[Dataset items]
- - - - - - -
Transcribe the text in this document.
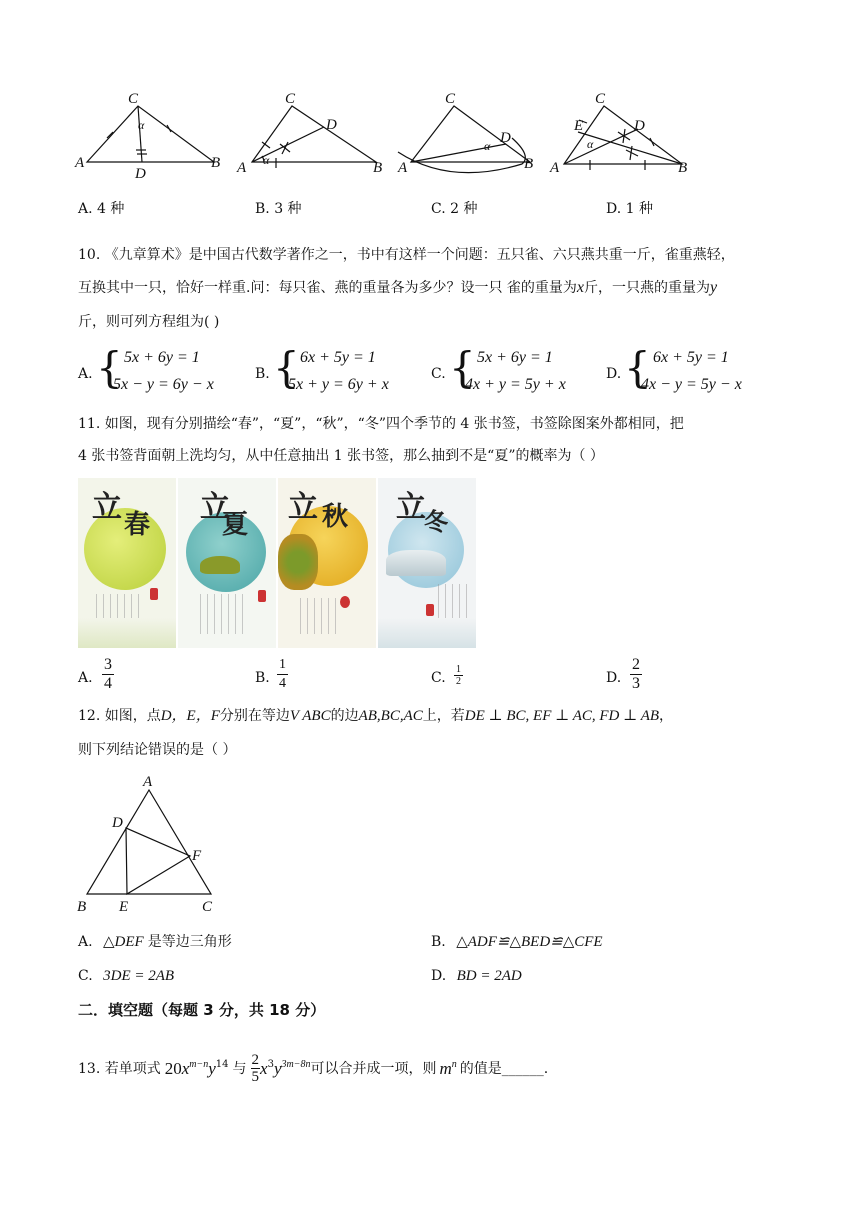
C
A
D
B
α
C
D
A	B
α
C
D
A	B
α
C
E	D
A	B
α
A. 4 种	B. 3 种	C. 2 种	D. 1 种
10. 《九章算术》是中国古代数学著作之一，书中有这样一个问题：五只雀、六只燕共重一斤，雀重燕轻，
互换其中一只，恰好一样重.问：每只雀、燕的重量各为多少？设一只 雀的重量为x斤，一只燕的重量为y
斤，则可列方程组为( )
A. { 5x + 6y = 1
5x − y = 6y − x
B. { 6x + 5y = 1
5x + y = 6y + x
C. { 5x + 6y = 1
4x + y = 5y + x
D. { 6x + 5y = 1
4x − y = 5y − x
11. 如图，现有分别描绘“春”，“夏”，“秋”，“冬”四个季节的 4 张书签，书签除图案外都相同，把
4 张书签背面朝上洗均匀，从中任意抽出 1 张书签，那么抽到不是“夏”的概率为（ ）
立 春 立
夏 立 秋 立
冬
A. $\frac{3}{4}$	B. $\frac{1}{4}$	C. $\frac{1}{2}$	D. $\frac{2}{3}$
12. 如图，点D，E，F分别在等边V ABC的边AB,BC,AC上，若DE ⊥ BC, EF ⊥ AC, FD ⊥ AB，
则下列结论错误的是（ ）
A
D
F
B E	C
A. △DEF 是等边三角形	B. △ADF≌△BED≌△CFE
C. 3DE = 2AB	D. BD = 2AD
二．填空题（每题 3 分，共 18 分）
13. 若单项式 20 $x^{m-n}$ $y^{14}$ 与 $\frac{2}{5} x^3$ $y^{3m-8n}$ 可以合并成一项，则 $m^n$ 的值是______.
- - - - - - -
Reproduce the entries above exactly. Do not include the images.

Transcribe the text in this document.
C
A
D
B
α
C
D
A	B
α
C
D
A	B
α
C
E	D
A	B
α
A. 4 种	B. 3 种	C. 2 种	D. 1 种
10. 《九章算术》是中国古代数学著作之一，书中有这样一个问题：五只雀、六只燕共重一斤，雀重燕轻，
互换其中一只，恰好一样重.问：每只雀、燕的重量各为多少？设一只 雀的重量为x斤，一只燕的重量为y
斤，则可列方程组为( )
A. { 5x + 6y = 1
5x − y = 6y − x
B. { 6x + 5y = 1
5x + y = 6y + x
C. { 5x + 6y = 1
4x + y = 5y + x
D. { 6x + 5y = 1
4x − y = 5y − x
11. 如图，现有分别描绘“春”，“夏”，“秋”，“冬”四个季节的 4 张书签，书签除图案外都相同，把
4 张书签背面朝上洗均匀，从中任意抽出 1 张书签，那么抽到不是“夏”的概率为（ ）
立 春 立
夏 立 秋 立
冬
A. $\frac{3}{4}$	B. $\frac{1}{4}$	C. $\frac{1}{2}$	D. $\frac{2}{3}$
12. 如图，点D，E，F分别在等边V ABC的边AB,BC,AC上，若DE ⊥ BC, EF ⊥ AC, FD ⊥ AB，
则下列结论错误的是（ ）
A
D
F
B E	C
A. △DEF 是等边三角形	B. △ADF≌△BED≌△CFE
C. 3DE = 2AB	D. BD = 2AD
二．填空题（每题 3 分，共 18 分）
13. 若单项式 20 $x^{m-n}$ $y^{14}$ 与 $\frac{2}{5} x^3$ $y^{3m-8n}$ 可以合并成一项，则 $m^n$ 的值是______.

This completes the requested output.